§ Exercise
Repeat, exactly and completely, the material that follows. Omit the pictures.

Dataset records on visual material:

— start —

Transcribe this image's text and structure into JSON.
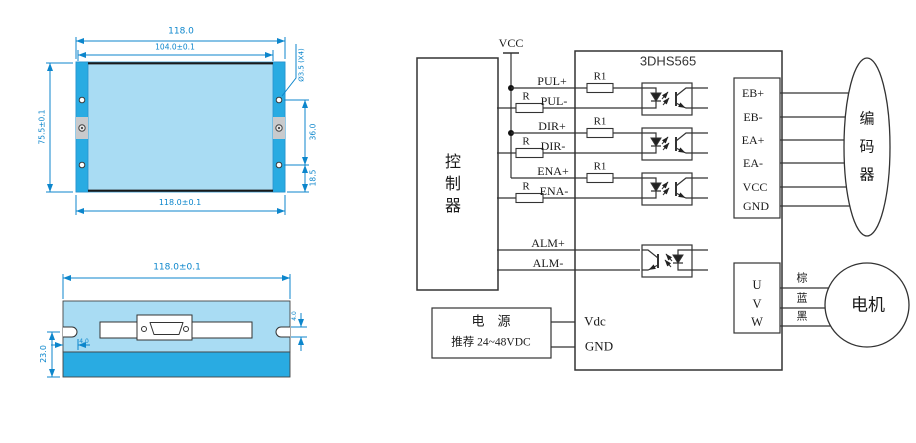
{
  "palette": {
    "body_light": "#A9DCF3",
    "body_dark": "#29ABE2",
    "dimension_blue": "#0C86CC",
    "screw_gray": "#C9CACC",
    "line_dark": "#333333",
    "background": "#FFFFFF"
  },
  "mech": {
    "top_view": {
      "outer_width": "118.0",
      "inner_width": "104.0±0.1",
      "height_left": "75.5±0.1",
      "hole_note": "Ø3.5 (X4)",
      "right_upper": "36.0",
      "right_lower": "18.5",
      "bottom_width": "118.0±0.1"
    },
    "side_view": {
      "top_width": "118.0±0.1",
      "height_left": "23.0",
      "notch_depth": "4.0",
      "notch_height": "4.0"
    }
  },
  "wiring": {
    "title": "3DHS565",
    "vcc_rail": "VCC",
    "controller_chars": [
      "控",
      "制",
      "器"
    ],
    "signals": {
      "pul_plus": "PUL+",
      "pul_minus": "PUL-",
      "dir_plus": "DIR+",
      "dir_minus": "DIR-",
      "ena_plus": "ENA+",
      "ena_minus": "ENA-",
      "alm_plus": "ALM+",
      "alm_minus": "ALM-"
    },
    "resistor_external": "R",
    "resistor_internal": "R1",
    "encoder_terminals": [
      "EB+",
      "EB-",
      "EA+",
      "EA-",
      "VCC",
      "GND"
    ],
    "encoder_chars": [
      "编",
      "码",
      "器"
    ],
    "motor_terminals": [
      "U",
      "V",
      "W"
    ],
    "motor_wire_colors": [
      "棕",
      "蓝",
      "黑"
    ],
    "motor_label": "电机",
    "power": {
      "name": "电　源",
      "spec": "推荐 24~48VDC"
    },
    "vdc_label": "Vdc",
    "gnd_label": "GND"
  }
}
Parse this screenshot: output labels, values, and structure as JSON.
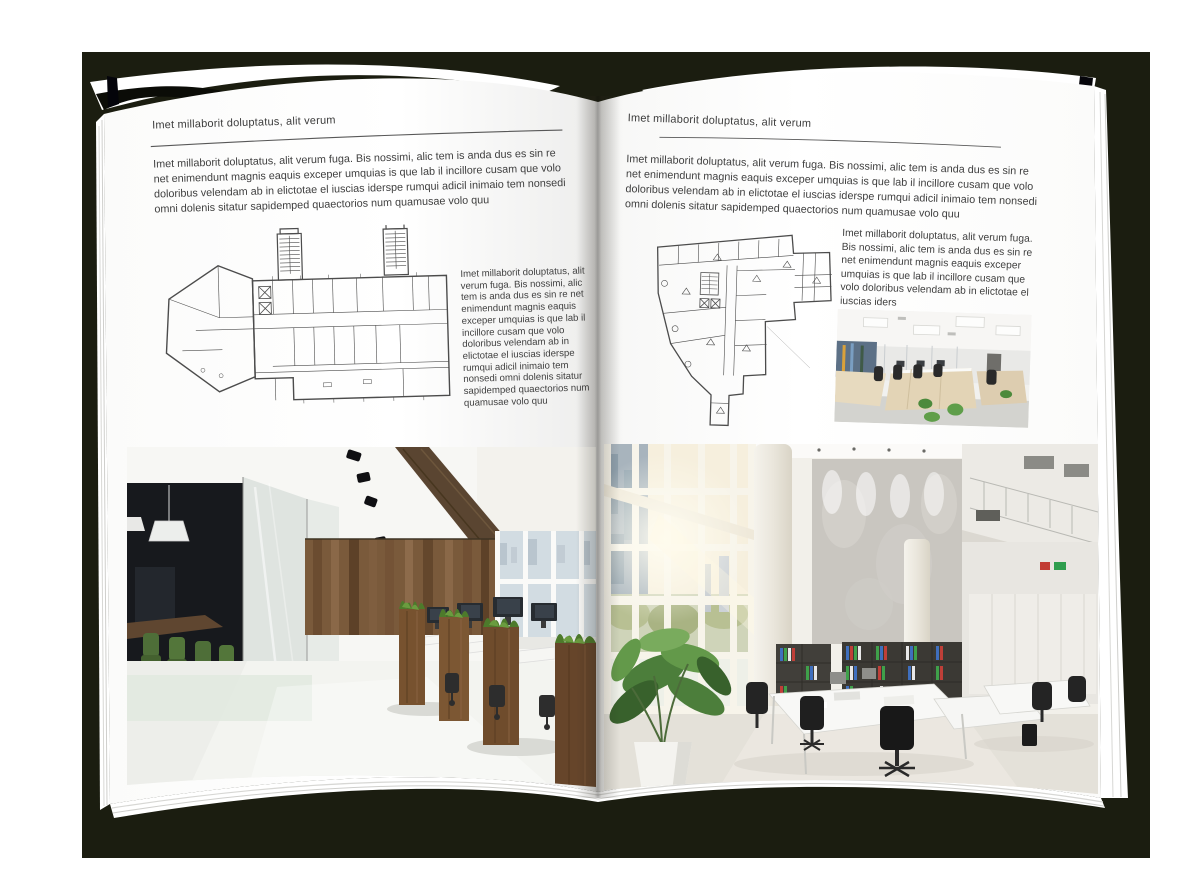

— end —

§ Completed exercise
Transcribe this image's text and structure into JSON.
{
  "palette": {
    "body_light": "#A9DCF3",
    "body_dark": "#29ABE2",
    "dimension_blue": "#0C86CC",
    "screw_gray": "#C9CACC",
    "line_dark": "#333333",
    "background": "#FFFFFF"
  },
  "mech": {
    "top_view": {
      "outer_width": "118.0",
      "inner_width": "104.0±0.1",
      "height_left": "75.5±0.1",
      "hole_note": "Ø3.5 (X4)",
      "right_upper": "36.0",
      "right_lower": "18.5",
      "bottom_width": "118.0±0.1"
    },
    "side_view": {
      "top_width": "118.0±0.1",
      "height_left": "23.0",
      "notch_depth": "4.0",
      "notch_height": "4.0"
    }
  },
  "wiring": {
    "title": "3DHS565",
    "vcc_rail": "VCC",
    "controller_chars": [
      "控",
      "制",
      "器"
    ],
    "signals": {
      "pul_plus": "PUL+",
      "pul_minus": "PUL-",
      "dir_plus": "DIR+",
      "dir_minus": "DIR-",
      "ena_plus": "ENA+",
      "ena_minus": "ENA-",
      "alm_plus": "ALM+",
      "alm_minus": "ALM-"
    },
    "resistor_external": "R",
    "resistor_internal": "R1",
    "encoder_terminals": [
      "EB+",
      "EB-",
      "EA+",
      "EA-",
      "VCC",
      "GND"
    ],
    "encoder_chars": [
      "编",
      "码",
      "器"
    ],
    "motor_terminals": [
      "U",
      "V",
      "W"
    ],
    "motor_wire_colors": [
      "棕",
      "蓝",
      "黑"
    ],
    "motor_label": "电机",
    "power": {
      "name": "电　源",
      "spec": "推荐 24~48VDC"
    },
    "vdc_label": "Vdc",
    "gnd_label": "GND"
  }
}
Parse this screenshot: output labels, values, and structure as JSON.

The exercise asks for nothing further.